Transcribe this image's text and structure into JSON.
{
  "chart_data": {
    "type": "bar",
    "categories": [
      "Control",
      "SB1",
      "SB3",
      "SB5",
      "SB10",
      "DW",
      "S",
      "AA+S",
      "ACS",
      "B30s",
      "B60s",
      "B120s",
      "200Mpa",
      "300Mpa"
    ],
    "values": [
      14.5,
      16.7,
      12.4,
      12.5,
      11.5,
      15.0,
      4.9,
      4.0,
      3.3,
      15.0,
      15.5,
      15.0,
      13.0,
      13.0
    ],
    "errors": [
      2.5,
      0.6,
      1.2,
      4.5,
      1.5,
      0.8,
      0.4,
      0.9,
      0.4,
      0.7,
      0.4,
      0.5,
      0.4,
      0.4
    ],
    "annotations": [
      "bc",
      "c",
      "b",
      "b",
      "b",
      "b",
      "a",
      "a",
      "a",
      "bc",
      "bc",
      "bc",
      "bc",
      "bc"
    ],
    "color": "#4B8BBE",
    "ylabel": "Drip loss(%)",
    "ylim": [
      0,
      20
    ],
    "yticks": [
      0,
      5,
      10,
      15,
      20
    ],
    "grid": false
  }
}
=-=-=-=-=
Stated goal: Reproduce each line verbatim.

Answer below:
Transcribe this image's text and structure into JSON.
{
  "chart_data": {
    "type": "bar",
    "categories": [
      "Control",
      "SB1",
      "SB3",
      "SB5",
      "SB10",
      "DW",
      "S",
      "AA+S",
      "ACS",
      "B30s",
      "B60s",
      "B120s",
      "200Mpa",
      "300Mpa"
    ],
    "values": [
      14.5,
      16.7,
      12.4,
      12.5,
      11.5,
      15.0,
      4.9,
      4.0,
      3.3,
      15.0,
      15.5,
      15.0,
      13.0,
      13.0
    ],
    "errors": [
      2.5,
      0.6,
      1.2,
      4.5,
      1.5,
      0.8,
      0.4,
      0.9,
      0.4,
      0.7,
      0.4,
      0.5,
      0.4,
      0.4
    ],
    "annotations": [
      "bc",
      "c",
      "b",
      "b",
      "b",
      "b",
      "a",
      "a",
      "a",
      "bc",
      "bc",
      "bc",
      "bc",
      "bc"
    ],
    "color": "#4B8BBE",
    "ylabel": "Drip loss(%)",
    "ylim": [
      0,
      20
    ],
    "yticks": [
      0,
      5,
      10,
      15,
      20
    ],
    "grid": false
  }
}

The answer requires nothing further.